WHAT THE TASK REQUIRES -
Find how many lines of the records hold the string "Riga" and reply with only that total.

----- INPUT RECORDS -----

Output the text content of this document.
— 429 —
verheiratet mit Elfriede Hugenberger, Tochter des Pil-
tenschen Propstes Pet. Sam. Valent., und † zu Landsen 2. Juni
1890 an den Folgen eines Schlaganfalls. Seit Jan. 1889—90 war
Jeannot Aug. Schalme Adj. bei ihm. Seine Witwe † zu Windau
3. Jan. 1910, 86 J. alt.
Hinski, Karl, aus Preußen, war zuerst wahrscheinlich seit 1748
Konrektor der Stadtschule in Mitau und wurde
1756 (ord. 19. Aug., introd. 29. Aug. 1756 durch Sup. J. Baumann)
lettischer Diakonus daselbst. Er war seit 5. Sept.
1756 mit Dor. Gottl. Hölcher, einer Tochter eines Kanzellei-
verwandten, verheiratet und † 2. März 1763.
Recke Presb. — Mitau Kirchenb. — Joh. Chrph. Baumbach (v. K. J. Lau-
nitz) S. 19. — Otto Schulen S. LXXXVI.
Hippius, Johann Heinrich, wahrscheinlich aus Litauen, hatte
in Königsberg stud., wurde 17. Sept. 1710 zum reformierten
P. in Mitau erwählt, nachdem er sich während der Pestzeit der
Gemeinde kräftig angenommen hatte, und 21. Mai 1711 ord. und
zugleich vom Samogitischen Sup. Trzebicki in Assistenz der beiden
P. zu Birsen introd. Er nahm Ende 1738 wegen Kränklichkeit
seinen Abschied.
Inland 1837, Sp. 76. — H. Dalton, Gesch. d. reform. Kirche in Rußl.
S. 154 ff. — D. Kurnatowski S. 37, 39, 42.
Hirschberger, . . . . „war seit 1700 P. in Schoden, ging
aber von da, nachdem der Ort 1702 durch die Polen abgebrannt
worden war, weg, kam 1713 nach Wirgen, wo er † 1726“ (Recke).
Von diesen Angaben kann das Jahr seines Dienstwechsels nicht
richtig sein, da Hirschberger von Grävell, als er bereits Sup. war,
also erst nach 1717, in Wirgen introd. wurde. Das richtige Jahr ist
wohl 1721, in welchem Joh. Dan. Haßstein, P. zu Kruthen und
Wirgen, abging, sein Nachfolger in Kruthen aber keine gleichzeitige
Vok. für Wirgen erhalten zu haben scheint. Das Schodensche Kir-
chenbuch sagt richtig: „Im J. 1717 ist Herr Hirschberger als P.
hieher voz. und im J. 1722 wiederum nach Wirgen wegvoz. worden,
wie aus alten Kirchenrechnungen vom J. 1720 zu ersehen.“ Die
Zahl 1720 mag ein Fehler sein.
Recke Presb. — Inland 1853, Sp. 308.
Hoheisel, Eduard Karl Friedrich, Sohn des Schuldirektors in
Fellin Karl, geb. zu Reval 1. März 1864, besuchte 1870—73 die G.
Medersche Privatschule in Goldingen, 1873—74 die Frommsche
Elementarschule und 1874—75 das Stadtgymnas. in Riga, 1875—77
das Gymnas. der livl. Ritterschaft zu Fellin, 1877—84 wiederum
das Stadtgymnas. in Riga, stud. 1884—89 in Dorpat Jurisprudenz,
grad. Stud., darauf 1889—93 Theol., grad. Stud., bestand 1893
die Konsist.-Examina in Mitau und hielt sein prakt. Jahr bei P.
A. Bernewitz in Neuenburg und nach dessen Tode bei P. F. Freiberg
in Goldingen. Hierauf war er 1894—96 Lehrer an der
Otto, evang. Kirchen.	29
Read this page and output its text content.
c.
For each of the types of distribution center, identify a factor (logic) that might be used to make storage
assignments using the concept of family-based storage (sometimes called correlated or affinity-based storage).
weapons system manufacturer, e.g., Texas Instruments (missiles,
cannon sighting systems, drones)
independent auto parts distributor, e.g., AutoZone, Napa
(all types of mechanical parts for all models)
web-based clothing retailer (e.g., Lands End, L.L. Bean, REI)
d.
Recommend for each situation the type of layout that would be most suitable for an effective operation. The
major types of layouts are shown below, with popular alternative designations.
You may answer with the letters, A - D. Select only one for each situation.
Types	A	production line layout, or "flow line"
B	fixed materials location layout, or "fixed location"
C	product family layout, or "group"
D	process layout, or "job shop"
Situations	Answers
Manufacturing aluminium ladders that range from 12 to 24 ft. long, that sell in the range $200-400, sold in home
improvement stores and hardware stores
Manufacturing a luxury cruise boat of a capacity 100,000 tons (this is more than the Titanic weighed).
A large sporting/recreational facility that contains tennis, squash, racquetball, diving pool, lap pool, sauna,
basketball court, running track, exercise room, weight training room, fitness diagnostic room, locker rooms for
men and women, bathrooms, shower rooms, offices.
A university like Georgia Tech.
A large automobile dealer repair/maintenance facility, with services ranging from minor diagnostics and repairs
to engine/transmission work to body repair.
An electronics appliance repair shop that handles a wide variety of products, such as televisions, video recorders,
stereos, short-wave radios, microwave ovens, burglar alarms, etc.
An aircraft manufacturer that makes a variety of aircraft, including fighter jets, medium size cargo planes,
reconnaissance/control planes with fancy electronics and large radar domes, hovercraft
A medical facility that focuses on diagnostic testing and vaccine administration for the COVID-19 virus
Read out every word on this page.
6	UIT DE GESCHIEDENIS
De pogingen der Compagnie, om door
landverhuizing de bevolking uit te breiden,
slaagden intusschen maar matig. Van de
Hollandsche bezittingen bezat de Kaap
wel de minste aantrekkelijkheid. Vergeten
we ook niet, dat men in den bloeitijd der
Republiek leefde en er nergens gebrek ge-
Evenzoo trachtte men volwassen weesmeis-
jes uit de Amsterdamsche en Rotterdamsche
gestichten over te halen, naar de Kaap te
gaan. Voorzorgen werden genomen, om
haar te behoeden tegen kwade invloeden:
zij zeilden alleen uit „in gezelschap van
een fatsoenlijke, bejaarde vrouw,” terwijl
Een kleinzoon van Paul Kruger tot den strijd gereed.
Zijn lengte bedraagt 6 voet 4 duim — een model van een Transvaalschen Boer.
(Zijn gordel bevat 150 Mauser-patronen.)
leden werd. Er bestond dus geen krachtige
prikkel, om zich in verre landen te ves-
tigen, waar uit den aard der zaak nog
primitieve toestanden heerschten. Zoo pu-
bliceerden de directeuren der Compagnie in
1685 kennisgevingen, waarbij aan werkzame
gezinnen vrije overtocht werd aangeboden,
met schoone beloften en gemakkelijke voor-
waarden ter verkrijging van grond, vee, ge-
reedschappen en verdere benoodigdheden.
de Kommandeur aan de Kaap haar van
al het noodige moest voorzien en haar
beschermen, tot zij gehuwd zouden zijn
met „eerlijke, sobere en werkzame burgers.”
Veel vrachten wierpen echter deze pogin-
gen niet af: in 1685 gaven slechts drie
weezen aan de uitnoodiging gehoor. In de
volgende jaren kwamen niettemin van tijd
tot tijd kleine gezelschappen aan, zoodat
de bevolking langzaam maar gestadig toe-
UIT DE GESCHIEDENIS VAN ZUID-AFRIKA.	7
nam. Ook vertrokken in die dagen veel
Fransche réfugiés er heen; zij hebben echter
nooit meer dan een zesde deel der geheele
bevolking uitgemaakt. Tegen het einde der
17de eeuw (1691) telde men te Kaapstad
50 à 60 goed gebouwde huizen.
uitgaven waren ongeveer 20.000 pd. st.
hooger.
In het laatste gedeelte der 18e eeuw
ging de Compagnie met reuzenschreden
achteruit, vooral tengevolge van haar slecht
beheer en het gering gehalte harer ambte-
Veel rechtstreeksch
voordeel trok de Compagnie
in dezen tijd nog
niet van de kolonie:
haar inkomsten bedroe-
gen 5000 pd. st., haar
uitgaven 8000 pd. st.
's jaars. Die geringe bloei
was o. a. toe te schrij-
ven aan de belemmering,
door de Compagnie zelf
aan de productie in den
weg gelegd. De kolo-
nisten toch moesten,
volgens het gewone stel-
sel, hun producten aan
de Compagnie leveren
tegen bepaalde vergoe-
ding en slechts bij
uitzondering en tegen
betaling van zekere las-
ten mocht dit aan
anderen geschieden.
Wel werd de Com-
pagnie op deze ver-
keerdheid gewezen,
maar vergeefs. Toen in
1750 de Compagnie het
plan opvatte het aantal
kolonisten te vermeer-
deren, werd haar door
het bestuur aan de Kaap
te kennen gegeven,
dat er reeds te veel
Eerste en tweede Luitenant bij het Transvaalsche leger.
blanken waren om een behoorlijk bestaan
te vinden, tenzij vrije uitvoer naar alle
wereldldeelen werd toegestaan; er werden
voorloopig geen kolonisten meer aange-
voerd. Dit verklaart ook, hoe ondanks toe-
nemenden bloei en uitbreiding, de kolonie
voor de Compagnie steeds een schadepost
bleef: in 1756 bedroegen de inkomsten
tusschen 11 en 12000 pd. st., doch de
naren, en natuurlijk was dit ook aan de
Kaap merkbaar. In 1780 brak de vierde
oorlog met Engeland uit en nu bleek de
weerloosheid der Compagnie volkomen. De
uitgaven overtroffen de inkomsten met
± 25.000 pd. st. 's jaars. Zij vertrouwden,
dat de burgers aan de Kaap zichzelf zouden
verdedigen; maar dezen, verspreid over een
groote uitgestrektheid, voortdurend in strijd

-----

ANSWER FOR THIS EXERCISE -
2